### ACTIVITY
Skip every image and restate the data word for word.

[Dataset records on visual material]
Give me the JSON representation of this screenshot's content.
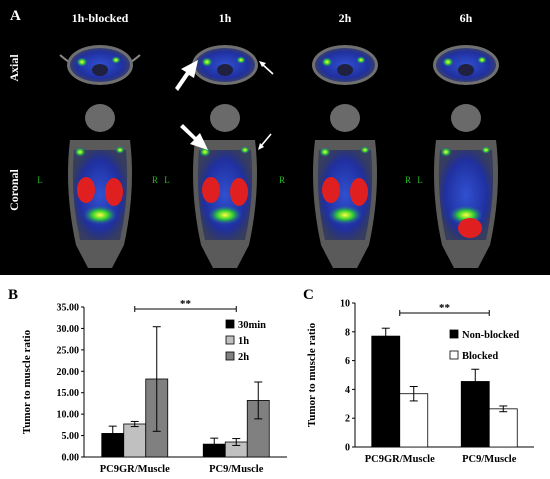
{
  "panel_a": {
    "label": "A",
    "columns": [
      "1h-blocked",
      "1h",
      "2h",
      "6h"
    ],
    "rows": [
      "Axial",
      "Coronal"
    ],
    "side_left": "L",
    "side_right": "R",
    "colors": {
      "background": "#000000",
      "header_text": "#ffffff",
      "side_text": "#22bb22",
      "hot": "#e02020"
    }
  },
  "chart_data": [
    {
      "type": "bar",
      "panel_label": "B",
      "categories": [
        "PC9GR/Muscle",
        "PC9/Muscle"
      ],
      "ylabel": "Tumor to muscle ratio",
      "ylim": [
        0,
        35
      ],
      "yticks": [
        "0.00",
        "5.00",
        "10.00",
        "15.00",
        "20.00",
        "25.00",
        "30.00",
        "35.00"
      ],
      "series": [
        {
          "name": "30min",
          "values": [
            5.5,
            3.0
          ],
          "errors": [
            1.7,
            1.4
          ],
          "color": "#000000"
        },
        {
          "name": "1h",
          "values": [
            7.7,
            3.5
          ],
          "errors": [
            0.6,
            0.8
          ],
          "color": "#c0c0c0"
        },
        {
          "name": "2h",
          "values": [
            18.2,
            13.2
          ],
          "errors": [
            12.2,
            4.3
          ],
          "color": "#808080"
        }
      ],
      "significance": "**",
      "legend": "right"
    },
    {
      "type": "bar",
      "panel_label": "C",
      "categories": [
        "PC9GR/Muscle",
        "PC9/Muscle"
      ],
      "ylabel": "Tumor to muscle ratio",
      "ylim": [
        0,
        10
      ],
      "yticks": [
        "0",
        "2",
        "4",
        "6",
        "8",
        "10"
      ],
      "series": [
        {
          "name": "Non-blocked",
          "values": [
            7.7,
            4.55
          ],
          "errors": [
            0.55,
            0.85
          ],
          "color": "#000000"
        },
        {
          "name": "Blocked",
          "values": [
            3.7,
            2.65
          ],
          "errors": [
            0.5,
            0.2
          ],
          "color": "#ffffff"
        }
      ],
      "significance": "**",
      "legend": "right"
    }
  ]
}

### TASK ANSWER
Give me the JSON representation of this screenshot's content.
{
  "panel_a": {
    "label": "A",
    "columns": [
      "1h-blocked",
      "1h",
      "2h",
      "6h"
    ],
    "rows": [
      "Axial",
      "Coronal"
    ],
    "side_left": "L",
    "side_right": "R",
    "colors": {
      "background": "#000000",
      "header_text": "#ffffff",
      "side_text": "#22bb22",
      "hot": "#e02020"
    }
  },
  "chart_data": [
    {
      "type": "bar",
      "panel_label": "B",
      "categories": [
        "PC9GR/Muscle",
        "PC9/Muscle"
      ],
      "ylabel": "Tumor to muscle ratio",
      "ylim": [
        0,
        35
      ],
      "yticks": [
        "0.00",
        "5.00",
        "10.00",
        "15.00",
        "20.00",
        "25.00",
        "30.00",
        "35.00"
      ],
      "series": [
        {
          "name": "30min",
          "values": [
            5.5,
            3.0
          ],
          "errors": [
            1.7,
            1.4
          ],
          "color": "#000000"
        },
        {
          "name": "1h",
          "values": [
            7.7,
            3.5
          ],
          "errors": [
            0.6,
            0.8
          ],
          "color": "#c0c0c0"
        },
        {
          "name": "2h",
          "values": [
            18.2,
            13.2
          ],
          "errors": [
            12.2,
            4.3
          ],
          "color": "#808080"
        }
      ],
      "significance": "**",
      "legend": "right"
    },
    {
      "type": "bar",
      "panel_label": "C",
      "categories": [
        "PC9GR/Muscle",
        "PC9/Muscle"
      ],
      "ylabel": "Tumor to muscle ratio",
      "ylim": [
        0,
        10
      ],
      "yticks": [
        "0",
        "2",
        "4",
        "6",
        "8",
        "10"
      ],
      "series": [
        {
          "name": "Non-blocked",
          "values": [
            7.7,
            4.55
          ],
          "errors": [
            0.55,
            0.85
          ],
          "color": "#000000"
        },
        {
          "name": "Blocked",
          "values": [
            3.7,
            2.65
          ],
          "errors": [
            0.5,
            0.2
          ],
          "color": "#ffffff"
        }
      ],
      "significance": "**",
      "legend": "right"
    }
  ]
}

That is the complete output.